INPUT DATA:
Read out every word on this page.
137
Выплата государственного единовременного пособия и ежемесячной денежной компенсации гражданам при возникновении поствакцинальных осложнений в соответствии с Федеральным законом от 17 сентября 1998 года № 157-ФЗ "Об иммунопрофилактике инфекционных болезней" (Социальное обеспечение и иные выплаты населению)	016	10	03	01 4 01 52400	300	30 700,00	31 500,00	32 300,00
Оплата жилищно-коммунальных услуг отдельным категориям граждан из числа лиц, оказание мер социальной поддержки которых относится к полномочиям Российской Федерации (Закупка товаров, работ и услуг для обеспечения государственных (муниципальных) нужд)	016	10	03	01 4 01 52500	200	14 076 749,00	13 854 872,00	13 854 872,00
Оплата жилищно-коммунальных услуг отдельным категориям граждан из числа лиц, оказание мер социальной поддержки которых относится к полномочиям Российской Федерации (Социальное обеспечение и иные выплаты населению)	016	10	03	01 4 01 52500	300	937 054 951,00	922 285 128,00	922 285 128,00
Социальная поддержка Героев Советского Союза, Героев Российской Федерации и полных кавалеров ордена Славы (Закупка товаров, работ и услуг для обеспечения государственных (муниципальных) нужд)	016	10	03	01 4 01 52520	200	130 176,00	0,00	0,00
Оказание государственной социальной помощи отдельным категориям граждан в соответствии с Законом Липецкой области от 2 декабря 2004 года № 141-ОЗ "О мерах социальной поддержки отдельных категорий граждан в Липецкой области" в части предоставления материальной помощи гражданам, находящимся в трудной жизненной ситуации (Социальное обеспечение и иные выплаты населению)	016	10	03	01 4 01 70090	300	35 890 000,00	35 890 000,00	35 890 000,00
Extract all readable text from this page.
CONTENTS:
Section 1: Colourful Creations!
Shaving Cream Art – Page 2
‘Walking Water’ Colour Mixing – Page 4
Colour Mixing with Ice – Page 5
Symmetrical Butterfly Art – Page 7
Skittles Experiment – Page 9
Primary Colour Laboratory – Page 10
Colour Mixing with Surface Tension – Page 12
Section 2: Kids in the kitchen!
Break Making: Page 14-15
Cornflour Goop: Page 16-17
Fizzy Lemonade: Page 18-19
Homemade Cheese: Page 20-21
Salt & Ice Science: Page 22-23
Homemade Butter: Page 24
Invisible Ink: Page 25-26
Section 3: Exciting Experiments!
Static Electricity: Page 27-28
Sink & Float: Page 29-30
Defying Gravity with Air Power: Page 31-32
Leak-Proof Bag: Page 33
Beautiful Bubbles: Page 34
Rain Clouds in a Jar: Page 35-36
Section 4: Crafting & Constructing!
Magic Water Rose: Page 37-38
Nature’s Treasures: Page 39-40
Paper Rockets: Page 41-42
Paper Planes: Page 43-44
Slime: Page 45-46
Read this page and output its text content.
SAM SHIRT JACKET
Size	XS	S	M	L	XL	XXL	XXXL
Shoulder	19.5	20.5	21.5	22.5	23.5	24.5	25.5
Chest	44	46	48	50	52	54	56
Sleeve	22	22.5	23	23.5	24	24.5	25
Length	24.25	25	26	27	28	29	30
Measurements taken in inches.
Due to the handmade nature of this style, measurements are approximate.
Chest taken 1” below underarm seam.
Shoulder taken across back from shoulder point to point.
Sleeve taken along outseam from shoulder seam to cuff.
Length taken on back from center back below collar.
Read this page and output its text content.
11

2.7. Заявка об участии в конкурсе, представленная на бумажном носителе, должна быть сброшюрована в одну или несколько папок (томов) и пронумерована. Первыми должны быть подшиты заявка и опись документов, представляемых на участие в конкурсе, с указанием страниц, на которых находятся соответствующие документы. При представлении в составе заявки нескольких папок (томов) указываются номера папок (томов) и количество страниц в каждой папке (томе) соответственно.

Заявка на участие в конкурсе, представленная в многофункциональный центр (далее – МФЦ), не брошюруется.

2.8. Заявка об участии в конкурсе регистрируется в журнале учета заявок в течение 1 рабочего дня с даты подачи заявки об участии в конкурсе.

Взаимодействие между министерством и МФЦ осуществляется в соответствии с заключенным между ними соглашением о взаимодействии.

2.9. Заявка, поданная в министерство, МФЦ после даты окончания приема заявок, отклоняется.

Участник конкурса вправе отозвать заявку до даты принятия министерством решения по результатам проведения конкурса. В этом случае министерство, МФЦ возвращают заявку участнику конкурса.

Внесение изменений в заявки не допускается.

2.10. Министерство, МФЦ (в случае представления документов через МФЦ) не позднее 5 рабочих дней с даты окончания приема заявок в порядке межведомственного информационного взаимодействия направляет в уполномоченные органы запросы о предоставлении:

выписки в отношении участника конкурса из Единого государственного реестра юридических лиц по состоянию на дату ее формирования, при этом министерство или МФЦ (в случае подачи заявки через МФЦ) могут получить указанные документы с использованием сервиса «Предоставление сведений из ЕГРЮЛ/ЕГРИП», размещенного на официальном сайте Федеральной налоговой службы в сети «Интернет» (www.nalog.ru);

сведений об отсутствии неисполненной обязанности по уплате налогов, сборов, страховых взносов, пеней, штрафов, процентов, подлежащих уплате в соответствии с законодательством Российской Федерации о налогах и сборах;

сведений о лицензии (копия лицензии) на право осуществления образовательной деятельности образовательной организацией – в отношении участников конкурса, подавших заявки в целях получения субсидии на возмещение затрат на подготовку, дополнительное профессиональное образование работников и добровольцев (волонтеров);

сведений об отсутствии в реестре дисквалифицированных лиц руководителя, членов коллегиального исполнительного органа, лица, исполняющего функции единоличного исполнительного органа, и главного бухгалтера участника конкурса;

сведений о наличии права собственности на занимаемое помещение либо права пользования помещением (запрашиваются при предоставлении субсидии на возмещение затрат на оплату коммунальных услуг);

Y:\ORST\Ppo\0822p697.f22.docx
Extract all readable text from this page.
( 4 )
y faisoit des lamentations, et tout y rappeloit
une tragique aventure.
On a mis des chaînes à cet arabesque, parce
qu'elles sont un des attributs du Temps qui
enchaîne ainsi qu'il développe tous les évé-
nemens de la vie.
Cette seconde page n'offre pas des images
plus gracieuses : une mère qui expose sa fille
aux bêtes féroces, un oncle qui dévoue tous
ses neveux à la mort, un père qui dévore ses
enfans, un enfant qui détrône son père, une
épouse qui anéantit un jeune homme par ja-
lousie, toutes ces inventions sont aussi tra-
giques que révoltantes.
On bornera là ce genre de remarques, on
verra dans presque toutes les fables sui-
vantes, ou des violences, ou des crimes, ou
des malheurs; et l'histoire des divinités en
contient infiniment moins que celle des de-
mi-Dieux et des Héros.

DIRECTIONS: Retype every entry word for word.

RESPONSE FOR THIS EXERCISE:
Read out every word on this page.
137
Выплата государственного единовременного пособия и ежемесячной денежной компенсации гражданам при возникновении поствакцинальных осложнений в соответствии с Федеральным законом от 17 сентября 1998 года № 157-ФЗ "Об иммунопрофилактике инфекционных болезней" (Социальное обеспечение и иные выплаты населению)	016	10	03	01 4 01 52400	300	30 700,00	31 500,00	32 300,00
Оплата жилищно-коммунальных услуг отдельным категориям граждан из числа лиц, оказание мер социальной поддержки которых относится к полномочиям Российской Федерации (Закупка товаров, работ и услуг для обеспечения государственных (муниципальных) нужд)	016	10	03	01 4 01 52500	200	14 076 749,00	13 854 872,00	13 854 872,00
Оплата жилищно-коммунальных услуг отдельным категориям граждан из числа лиц, оказание мер социальной поддержки которых относится к полномочиям Российской Федерации (Социальное обеспечение и иные выплаты населению)	016	10	03	01 4 01 52500	300	937 054 951,00	922 285 128,00	922 285 128,00
Социальная поддержка Героев Советского Союза, Героев Российской Федерации и полных кавалеров ордена Славы (Закупка товаров, работ и услуг для обеспечения государственных (муниципальных) нужд)	016	10	03	01 4 01 52520	200	130 176,00	0,00	0,00
Оказание государственной социальной помощи отдельным категориям граждан в соответствии с Законом Липецкой области от 2 декабря 2004 года № 141-ОЗ "О мерах социальной поддержки отдельных категорий граждан в Липецкой области" в части предоставления материальной помощи гражданам, находящимся в трудной жизненной ситуации (Социальное обеспечение и иные выплаты населению)	016	10	03	01 4 01 70090	300	35 890 000,00	35 890 000,00	35 890 000,00
Extract all readable text from this page.
CONTENTS:
Section 1: Colourful Creations!
Shaving Cream Art – Page 2
‘Walking Water’ Colour Mixing – Page 4
Colour Mixing with Ice – Page 5
Symmetrical Butterfly Art – Page 7
Skittles Experiment – Page 9
Primary Colour Laboratory – Page 10
Colour Mixing with Surface Tension – Page 12
Section 2: Kids in the kitchen!
Break Making: Page 14-15
Cornflour Goop: Page 16-17
Fizzy Lemonade: Page 18-19
Homemade Cheese: Page 20-21
Salt & Ice Science: Page 22-23
Homemade Butter: Page 24
Invisible Ink: Page 25-26
Section 3: Exciting Experiments!
Static Electricity: Page 27-28
Sink & Float: Page 29-30
Defying Gravity with Air Power: Page 31-32
Leak-Proof Bag: Page 33
Beautiful Bubbles: Page 34
Rain Clouds in a Jar: Page 35-36
Section 4: Crafting & Constructing!
Magic Water Rose: Page 37-38
Nature’s Treasures: Page 39-40
Paper Rockets: Page 41-42
Paper Planes: Page 43-44
Slime: Page 45-46
Read this page and output its text content.
SAM SHIRT JACKET
Size	XS	S	M	L	XL	XXL	XXXL
Shoulder	19.5	20.5	21.5	22.5	23.5	24.5	25.5
Chest	44	46	48	50	52	54	56
Sleeve	22	22.5	23	23.5	24	24.5	25
Length	24.25	25	26	27	28	29	30
Measurements taken in inches.
Due to the handmade nature of this style, measurements are approximate.
Chest taken 1” below underarm seam.
Shoulder taken across back from shoulder point to point.
Sleeve taken along outseam from shoulder seam to cuff.
Length taken on back from center back below collar.
Read this page and output its text content.
11

2.7. Заявка об участии в конкурсе, представленная на бумажном носителе, должна быть сброшюрована в одну или несколько папок (томов) и пронумерована. Первыми должны быть подшиты заявка и опись документов, представляемых на участие в конкурсе, с указанием страниц, на которых находятся соответствующие документы. При представлении в составе заявки нескольких папок (томов) указываются номера папок (томов) и количество страниц в каждой папке (томе) соответственно.

Заявка на участие в конкурсе, представленная в многофункциональный центр (далее – МФЦ), не брошюруется.

2.8. Заявка об участии в конкурсе регистрируется в журнале учета заявок в течение 1 рабочего дня с даты подачи заявки об участии в конкурсе.

Взаимодействие между министерством и МФЦ осуществляется в соответствии с заключенным между ними соглашением о взаимодействии.

2.9. Заявка, поданная в министерство, МФЦ после даты окончания приема заявок, отклоняется.

Участник конкурса вправе отозвать заявку до даты принятия министерством решения по результатам проведения конкурса. В этом случае министерство, МФЦ возвращают заявку участнику конкурса.

Внесение изменений в заявки не допускается.

2.10. Министерство, МФЦ (в случае представления документов через МФЦ) не позднее 5 рабочих дней с даты окончания приема заявок в порядке межведомственного информационного взаимодействия направляет в уполномоченные органы запросы о предоставлении:

выписки в отношении участника конкурса из Единого государственного реестра юридических лиц по состоянию на дату ее формирования, при этом министерство или МФЦ (в случае подачи заявки через МФЦ) могут получить указанные документы с использованием сервиса «Предоставление сведений из ЕГРЮЛ/ЕГРИП», размещенного на официальном сайте Федеральной налоговой службы в сети «Интернет» (www.nalog.ru);

сведений об отсутствии неисполненной обязанности по уплате налогов, сборов, страховых взносов, пеней, штрафов, процентов, подлежащих уплате в соответствии с законодательством Российской Федерации о налогах и сборах;

сведений о лицензии (копия лицензии) на право осуществления образовательной деятельности образовательной организацией – в отношении участников конкурса, подавших заявки в целях получения субсидии на возмещение затрат на подготовку, дополнительное профессиональное образование работников и добровольцев (волонтеров);

сведений об отсутствии в реестре дисквалифицированных лиц руководителя, членов коллегиального исполнительного органа, лица, исполняющего функции единоличного исполнительного органа, и главного бухгалтера участника конкурса;

сведений о наличии права собственности на занимаемое помещение либо права пользования помещением (запрашиваются при предоставлении субсидии на возмещение затрат на оплату коммунальных услуг);

Y:\ORST\Ppo\0822p697.f22.docx
Extract all readable text from this page.
( 4 )
y faisoit des lamentations, et tout y rappeloit
une tragique aventure.
On a mis des chaînes à cet arabesque, parce
qu'elles sont un des attributs du Temps qui
enchaîne ainsi qu'il développe tous les évé-
nemens de la vie.
Cette seconde page n'offre pas des images
plus gracieuses : une mère qui expose sa fille
aux bêtes féroces, un oncle qui dévoue tous
ses neveux à la mort, un père qui dévore ses
enfans, un enfant qui détrône son père, une
épouse qui anéantit un jeune homme par ja-
lousie, toutes ces inventions sont aussi tra-
giques que révoltantes.
On bornera là ce genre de remarques, on
verra dans presque toutes les fables sui-
vantes, ou des violences, ou des crimes, ou
des malheurs; et l'histoire des divinités en
contient infiniment moins que celle des de-
mi-Dieux et des Héros.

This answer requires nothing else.